Records from a data source
— BEGIN —
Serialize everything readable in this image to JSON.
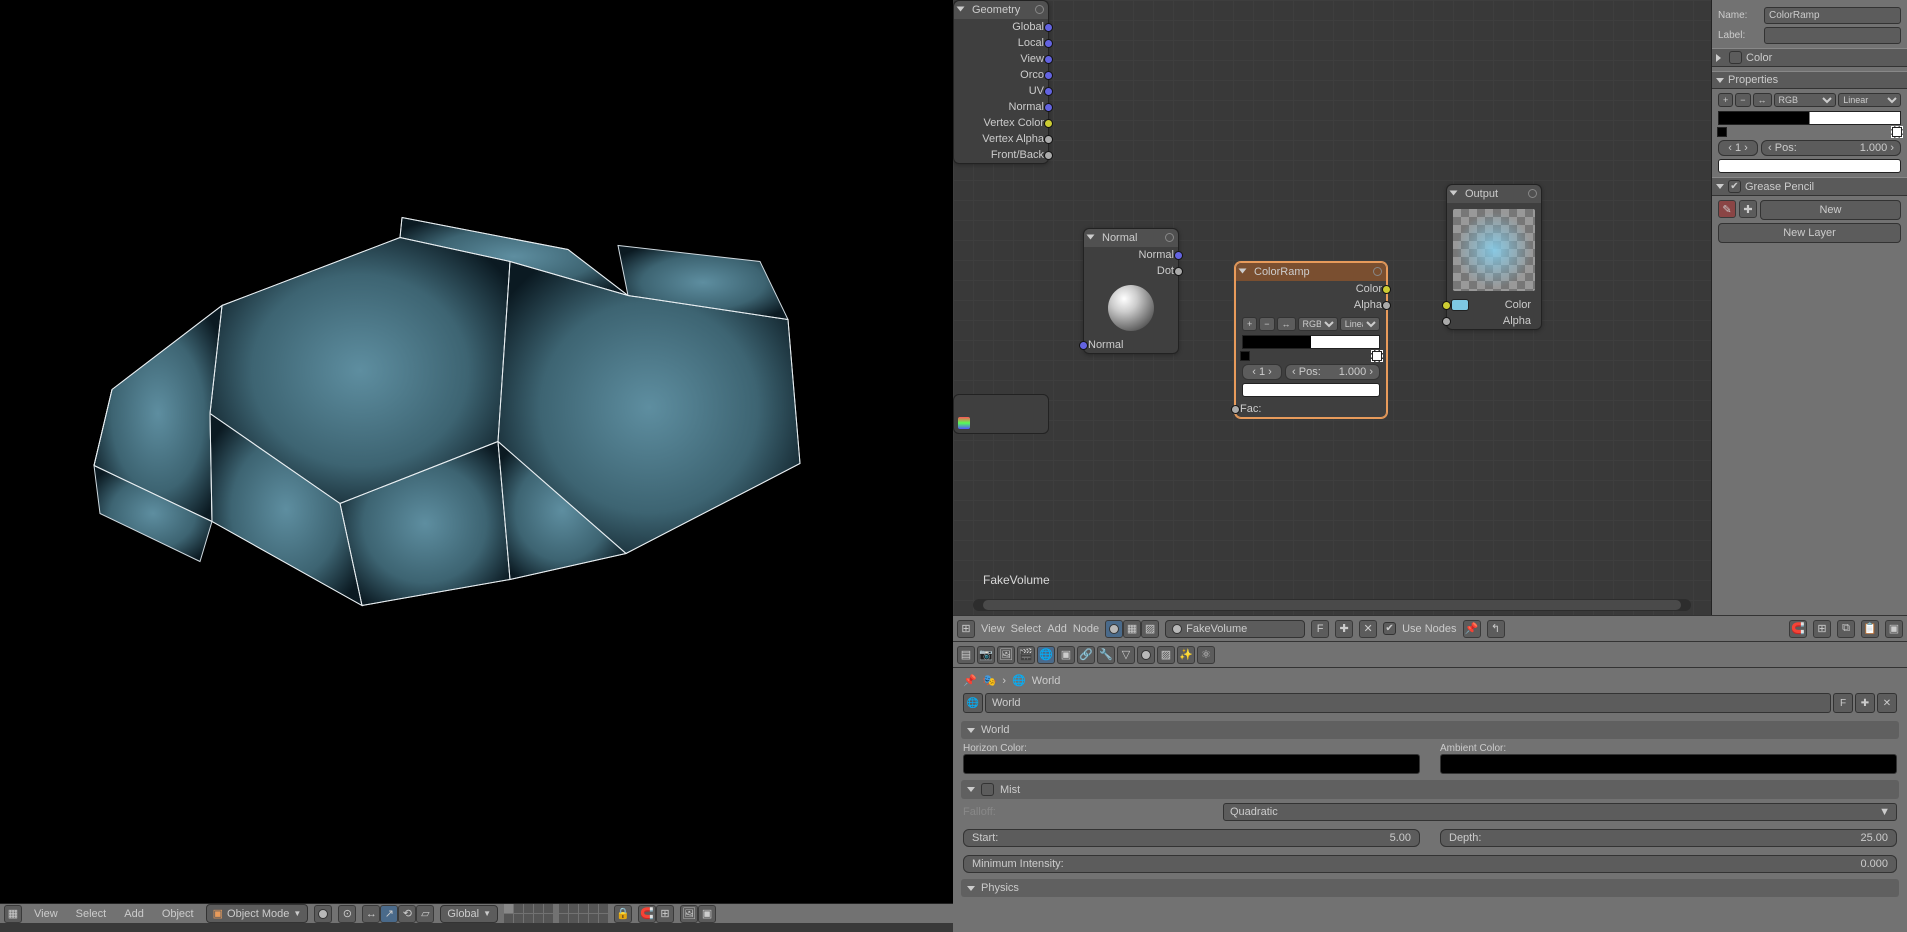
{
  "viewport3d": {
    "menus": [
      "View",
      "Select",
      "Add",
      "Object"
    ],
    "mode": "Object Mode",
    "orientation": "Global"
  },
  "nodeEditor": {
    "material_label": "FakeVolume",
    "menus": [
      "View",
      "Select",
      "Add",
      "Node"
    ],
    "use_nodes": "Use Nodes",
    "material_field": "FakeVolume",
    "f_btn": "F",
    "nodes": {
      "geometry": {
        "title": "Geometry",
        "outputs": [
          "Global",
          "Local",
          "View",
          "Orco",
          "UV",
          "Normal",
          "Vertex Color",
          "Vertex Alpha",
          "Front/Back"
        ]
      },
      "normal": {
        "title": "Normal",
        "out_normal": "Normal",
        "out_dot": "Dot",
        "in_normal": "Normal"
      },
      "colorramp": {
        "title": "ColorRamp",
        "out_color": "Color",
        "out_alpha": "Alpha",
        "in_fac": "Fac:",
        "mode1": "RGB",
        "mode2": "Linear",
        "stop_index": "1",
        "pos_label": "Pos:",
        "pos_value": "1.000"
      },
      "output": {
        "title": "Output",
        "in_color": "Color",
        "in_alpha": "Alpha"
      }
    }
  },
  "sidePanel": {
    "name_label": "Name:",
    "name_value": "ColorRamp",
    "label_label": "Label:",
    "label_value": "",
    "section_color": "Color",
    "section_properties": "Properties",
    "rgb": "RGB",
    "interp": "Linear",
    "stop_index": "1",
    "pos_label": "Pos:",
    "pos_value": "1.000",
    "section_gp": "Grease Pencil",
    "new": "New",
    "new_layer": "New Layer"
  },
  "properties": {
    "breadcrumb": "World",
    "browser_value": "World",
    "f": "F",
    "panel_world": "World",
    "horizon": "Horizon Color:",
    "ambient": "Ambient Color:",
    "panel_mist": "Mist",
    "falloff_label": "Falloff:",
    "falloff_value": "Quadratic",
    "start_label": "Start:",
    "start_value": "5.00",
    "depth_label": "Depth:",
    "depth_value": "25.00",
    "min_int_label": "Minimum Intensity:",
    "min_int_value": "0.000",
    "panel_physics": "Physics"
  }
}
— END —
**The task:** Return the lines of the records that include the string "title".

**Correct output:**
        "title": "Geometry",
        "title": "Normal",
        "title": "ColorRamp",
        "title": "Output",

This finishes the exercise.